***** Entries shown *****
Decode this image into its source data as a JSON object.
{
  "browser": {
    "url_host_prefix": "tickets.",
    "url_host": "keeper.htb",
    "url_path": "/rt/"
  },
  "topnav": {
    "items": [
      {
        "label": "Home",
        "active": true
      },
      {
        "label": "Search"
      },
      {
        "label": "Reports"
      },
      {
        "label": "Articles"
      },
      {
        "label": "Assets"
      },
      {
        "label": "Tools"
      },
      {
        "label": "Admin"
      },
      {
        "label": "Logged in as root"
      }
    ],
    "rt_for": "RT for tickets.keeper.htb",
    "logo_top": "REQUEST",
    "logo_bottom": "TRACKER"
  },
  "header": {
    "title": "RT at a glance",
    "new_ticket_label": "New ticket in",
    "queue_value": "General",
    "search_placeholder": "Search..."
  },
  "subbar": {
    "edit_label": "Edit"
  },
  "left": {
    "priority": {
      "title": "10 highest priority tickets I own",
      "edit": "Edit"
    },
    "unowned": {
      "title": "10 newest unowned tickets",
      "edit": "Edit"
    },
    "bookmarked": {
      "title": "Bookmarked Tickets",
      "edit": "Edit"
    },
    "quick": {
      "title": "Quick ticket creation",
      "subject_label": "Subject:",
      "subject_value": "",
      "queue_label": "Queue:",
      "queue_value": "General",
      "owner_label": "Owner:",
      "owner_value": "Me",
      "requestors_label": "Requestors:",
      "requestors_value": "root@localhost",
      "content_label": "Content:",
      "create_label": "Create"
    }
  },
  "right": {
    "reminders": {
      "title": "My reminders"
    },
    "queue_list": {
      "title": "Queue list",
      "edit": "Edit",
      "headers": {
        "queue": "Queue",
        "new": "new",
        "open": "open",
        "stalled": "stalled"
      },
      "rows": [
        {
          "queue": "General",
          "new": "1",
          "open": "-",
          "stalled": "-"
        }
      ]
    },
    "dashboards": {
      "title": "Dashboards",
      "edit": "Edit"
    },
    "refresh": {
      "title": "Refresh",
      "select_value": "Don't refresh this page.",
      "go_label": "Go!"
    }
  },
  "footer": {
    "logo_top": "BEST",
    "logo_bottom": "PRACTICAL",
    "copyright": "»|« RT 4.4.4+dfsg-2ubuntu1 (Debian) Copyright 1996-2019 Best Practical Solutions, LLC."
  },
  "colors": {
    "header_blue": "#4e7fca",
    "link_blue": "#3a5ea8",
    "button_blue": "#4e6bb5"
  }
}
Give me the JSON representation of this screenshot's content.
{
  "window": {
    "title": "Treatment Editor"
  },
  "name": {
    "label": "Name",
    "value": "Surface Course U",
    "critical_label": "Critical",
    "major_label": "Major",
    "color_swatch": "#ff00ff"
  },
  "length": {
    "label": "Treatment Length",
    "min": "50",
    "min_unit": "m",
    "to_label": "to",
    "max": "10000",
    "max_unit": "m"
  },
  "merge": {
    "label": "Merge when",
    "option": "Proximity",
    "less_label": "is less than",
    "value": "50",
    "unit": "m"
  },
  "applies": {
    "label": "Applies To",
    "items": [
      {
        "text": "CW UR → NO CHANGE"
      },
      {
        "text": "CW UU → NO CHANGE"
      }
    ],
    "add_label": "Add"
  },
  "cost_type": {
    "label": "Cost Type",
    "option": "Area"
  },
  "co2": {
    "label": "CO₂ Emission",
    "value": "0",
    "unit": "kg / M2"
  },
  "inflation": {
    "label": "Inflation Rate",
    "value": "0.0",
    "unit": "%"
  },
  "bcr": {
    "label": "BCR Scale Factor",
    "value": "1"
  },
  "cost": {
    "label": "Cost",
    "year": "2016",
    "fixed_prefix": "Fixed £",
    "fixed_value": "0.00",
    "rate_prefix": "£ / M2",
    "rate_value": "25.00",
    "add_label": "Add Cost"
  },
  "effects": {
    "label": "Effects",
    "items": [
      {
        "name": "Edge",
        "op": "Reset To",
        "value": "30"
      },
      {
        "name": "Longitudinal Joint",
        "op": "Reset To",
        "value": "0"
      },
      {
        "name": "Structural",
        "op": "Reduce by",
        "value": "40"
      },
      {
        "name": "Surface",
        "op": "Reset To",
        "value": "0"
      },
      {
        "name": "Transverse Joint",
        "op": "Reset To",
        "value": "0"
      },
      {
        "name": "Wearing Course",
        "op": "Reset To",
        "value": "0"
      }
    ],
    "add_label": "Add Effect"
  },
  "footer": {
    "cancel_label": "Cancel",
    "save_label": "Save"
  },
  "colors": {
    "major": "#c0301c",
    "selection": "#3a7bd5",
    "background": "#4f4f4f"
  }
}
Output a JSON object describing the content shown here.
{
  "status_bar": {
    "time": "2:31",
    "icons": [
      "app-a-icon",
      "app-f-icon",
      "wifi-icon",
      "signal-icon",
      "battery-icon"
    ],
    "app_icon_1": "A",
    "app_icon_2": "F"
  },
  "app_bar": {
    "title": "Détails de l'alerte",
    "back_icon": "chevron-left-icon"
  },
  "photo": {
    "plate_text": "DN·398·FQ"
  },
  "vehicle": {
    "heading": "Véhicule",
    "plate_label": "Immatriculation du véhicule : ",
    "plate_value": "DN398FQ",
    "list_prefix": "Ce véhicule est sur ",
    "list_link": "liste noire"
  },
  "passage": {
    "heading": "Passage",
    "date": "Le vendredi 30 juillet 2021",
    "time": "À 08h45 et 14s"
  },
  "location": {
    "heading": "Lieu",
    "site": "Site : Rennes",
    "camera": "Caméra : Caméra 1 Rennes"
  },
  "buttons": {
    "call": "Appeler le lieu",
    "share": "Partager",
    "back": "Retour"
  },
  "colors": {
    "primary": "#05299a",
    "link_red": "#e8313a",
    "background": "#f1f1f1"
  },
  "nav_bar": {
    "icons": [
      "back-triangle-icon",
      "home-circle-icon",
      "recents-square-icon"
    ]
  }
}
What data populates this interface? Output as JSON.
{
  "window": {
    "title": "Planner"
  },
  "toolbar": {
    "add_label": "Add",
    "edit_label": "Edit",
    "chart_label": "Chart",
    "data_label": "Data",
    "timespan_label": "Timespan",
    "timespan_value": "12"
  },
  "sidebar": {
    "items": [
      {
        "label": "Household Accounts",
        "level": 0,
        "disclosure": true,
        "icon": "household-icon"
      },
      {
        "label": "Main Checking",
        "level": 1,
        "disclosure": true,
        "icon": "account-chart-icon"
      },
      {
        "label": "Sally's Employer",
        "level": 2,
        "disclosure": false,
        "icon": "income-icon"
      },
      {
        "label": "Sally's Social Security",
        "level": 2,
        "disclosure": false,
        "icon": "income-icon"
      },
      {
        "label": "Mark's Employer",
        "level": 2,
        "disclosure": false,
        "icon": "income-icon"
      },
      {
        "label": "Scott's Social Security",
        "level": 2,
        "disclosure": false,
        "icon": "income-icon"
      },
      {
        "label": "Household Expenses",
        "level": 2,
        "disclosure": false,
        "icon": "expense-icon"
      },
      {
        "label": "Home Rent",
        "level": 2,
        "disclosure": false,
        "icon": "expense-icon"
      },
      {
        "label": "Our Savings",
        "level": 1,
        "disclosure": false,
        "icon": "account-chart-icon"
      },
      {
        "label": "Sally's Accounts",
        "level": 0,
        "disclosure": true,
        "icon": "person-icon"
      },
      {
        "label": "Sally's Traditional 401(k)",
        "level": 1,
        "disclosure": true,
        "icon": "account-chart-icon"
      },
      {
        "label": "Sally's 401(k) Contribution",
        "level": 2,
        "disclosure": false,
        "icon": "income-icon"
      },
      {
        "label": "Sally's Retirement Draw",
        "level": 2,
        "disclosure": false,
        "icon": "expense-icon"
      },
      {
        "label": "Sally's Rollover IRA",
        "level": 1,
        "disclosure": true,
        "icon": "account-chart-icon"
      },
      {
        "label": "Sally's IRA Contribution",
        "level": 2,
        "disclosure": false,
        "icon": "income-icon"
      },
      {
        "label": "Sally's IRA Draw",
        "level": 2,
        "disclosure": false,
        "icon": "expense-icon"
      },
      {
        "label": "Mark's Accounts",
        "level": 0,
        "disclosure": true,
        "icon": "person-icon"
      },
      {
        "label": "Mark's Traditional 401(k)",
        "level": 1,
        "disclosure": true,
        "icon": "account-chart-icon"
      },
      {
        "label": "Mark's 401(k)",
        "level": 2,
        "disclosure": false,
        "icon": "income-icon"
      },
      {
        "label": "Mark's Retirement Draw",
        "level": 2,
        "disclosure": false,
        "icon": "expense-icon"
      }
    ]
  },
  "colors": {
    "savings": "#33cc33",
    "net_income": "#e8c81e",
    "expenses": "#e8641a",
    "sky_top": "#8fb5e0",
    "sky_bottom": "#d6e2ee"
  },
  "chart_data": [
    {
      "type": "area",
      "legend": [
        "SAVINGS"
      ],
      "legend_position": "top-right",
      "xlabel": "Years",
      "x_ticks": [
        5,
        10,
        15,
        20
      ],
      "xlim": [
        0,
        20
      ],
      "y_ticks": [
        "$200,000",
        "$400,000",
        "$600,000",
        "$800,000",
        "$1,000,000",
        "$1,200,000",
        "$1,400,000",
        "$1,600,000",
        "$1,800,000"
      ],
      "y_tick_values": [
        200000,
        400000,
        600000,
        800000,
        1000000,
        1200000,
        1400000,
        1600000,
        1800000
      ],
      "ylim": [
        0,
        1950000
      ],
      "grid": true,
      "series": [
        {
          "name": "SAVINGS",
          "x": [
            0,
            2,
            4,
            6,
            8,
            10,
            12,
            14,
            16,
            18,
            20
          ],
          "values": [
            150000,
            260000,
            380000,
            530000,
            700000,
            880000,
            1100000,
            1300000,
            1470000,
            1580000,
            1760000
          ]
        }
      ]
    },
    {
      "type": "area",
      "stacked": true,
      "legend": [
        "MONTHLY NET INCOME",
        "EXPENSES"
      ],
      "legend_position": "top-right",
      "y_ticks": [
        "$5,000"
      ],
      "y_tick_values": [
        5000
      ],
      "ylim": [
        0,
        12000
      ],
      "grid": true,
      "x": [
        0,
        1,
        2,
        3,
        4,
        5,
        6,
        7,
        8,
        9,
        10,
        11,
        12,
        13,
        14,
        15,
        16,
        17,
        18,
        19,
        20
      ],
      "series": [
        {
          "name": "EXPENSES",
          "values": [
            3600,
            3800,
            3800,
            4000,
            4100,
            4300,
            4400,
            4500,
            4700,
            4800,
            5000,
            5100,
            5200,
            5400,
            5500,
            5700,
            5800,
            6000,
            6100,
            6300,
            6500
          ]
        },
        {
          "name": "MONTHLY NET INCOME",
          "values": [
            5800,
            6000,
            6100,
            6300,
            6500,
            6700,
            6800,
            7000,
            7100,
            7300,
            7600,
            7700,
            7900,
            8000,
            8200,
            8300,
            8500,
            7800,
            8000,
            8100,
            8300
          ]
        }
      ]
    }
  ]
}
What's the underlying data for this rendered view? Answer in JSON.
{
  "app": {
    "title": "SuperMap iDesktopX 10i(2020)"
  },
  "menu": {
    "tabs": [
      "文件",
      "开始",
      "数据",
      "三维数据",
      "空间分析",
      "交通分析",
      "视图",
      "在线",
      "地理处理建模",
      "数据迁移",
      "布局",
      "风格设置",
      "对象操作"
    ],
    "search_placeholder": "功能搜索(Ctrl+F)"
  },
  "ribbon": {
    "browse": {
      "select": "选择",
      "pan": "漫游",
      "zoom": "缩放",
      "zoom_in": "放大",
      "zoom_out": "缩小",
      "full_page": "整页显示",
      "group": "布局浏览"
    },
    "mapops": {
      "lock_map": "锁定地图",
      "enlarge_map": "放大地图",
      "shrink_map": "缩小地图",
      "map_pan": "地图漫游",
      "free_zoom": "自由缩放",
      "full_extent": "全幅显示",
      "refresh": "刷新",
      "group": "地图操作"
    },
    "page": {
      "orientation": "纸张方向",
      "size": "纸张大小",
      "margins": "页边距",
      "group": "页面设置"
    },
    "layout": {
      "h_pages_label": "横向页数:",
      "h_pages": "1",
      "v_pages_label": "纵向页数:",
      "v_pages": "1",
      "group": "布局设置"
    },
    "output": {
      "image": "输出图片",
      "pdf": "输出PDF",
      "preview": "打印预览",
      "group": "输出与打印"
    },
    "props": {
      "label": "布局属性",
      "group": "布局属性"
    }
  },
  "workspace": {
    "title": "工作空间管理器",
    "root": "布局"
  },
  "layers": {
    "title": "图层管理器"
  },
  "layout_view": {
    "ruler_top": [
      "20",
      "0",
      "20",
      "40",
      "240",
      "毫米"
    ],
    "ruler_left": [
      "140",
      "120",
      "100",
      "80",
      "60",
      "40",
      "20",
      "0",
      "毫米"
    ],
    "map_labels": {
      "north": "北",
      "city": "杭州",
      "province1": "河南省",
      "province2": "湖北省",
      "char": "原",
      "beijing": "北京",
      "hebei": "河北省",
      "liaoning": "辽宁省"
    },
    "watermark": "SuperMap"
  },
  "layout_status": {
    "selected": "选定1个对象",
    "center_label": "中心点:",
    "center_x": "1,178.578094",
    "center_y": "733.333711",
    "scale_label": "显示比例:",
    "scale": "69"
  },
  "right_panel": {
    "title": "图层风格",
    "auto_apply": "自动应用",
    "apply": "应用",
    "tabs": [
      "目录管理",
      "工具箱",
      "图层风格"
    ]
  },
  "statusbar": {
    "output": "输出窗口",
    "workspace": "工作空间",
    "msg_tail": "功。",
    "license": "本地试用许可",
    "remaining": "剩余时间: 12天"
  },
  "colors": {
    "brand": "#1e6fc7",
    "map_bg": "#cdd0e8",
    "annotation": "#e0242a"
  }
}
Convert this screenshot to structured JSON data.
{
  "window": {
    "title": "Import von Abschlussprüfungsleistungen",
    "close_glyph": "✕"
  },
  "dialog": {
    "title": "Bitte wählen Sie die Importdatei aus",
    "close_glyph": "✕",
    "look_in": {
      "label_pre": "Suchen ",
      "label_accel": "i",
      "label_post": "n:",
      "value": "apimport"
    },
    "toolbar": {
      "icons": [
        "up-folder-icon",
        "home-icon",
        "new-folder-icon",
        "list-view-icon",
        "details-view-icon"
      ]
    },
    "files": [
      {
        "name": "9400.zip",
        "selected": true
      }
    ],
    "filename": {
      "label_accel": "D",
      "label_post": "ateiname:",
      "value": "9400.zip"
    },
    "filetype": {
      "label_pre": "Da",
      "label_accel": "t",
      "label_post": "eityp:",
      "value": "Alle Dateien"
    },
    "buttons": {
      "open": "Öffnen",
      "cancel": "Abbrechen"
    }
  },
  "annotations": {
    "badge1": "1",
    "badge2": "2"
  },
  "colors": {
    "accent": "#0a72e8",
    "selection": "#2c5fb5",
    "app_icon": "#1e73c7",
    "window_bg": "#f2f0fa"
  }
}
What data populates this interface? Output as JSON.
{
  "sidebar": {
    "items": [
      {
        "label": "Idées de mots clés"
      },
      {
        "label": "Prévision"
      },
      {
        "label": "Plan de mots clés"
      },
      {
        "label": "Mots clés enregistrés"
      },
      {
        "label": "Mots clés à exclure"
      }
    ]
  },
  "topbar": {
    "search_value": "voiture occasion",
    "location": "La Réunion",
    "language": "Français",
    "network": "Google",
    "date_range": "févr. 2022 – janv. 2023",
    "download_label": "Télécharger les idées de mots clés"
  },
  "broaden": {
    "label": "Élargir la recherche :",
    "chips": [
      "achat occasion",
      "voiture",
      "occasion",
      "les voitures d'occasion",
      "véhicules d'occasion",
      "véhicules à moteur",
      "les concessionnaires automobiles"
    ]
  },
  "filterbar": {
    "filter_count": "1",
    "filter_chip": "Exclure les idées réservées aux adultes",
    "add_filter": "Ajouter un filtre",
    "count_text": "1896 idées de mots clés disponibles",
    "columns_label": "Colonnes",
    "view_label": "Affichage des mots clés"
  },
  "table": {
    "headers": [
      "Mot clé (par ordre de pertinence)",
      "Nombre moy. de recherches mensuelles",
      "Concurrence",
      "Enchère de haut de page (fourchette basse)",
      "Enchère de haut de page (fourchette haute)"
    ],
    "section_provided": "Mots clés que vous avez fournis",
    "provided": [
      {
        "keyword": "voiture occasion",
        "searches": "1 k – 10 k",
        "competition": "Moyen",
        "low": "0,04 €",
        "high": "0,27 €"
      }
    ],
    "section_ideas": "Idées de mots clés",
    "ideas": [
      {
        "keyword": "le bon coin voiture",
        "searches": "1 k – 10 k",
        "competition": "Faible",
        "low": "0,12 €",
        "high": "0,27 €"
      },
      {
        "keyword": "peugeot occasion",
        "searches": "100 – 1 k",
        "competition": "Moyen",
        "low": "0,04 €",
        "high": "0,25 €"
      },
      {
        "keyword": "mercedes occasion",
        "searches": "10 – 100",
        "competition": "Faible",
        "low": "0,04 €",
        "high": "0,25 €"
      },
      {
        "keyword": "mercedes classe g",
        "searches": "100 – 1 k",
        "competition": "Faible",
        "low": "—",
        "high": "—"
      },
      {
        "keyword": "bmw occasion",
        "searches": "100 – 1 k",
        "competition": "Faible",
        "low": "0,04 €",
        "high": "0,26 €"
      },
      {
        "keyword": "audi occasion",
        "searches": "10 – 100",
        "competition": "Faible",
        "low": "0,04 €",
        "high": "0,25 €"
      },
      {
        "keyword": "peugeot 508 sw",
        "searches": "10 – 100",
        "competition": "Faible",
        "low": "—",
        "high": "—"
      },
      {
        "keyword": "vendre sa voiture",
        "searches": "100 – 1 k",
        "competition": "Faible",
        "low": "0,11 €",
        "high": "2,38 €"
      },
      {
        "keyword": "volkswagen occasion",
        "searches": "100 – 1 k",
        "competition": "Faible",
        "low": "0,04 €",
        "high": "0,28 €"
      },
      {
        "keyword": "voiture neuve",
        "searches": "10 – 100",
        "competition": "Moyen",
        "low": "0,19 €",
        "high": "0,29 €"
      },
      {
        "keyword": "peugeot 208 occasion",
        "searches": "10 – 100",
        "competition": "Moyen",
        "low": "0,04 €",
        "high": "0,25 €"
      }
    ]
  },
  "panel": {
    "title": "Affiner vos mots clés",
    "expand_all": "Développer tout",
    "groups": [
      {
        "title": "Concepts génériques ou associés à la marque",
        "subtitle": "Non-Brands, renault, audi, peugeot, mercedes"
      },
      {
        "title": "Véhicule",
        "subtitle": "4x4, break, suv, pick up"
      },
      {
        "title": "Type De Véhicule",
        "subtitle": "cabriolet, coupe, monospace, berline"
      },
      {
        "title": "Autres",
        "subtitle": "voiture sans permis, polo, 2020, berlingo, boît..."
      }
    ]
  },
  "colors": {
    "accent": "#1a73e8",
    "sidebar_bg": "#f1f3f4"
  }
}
*****
Pull every line containing the word "Treatment" out of the entries above.

    "title": "Treatment Editor"
    "label": "Treatment Length",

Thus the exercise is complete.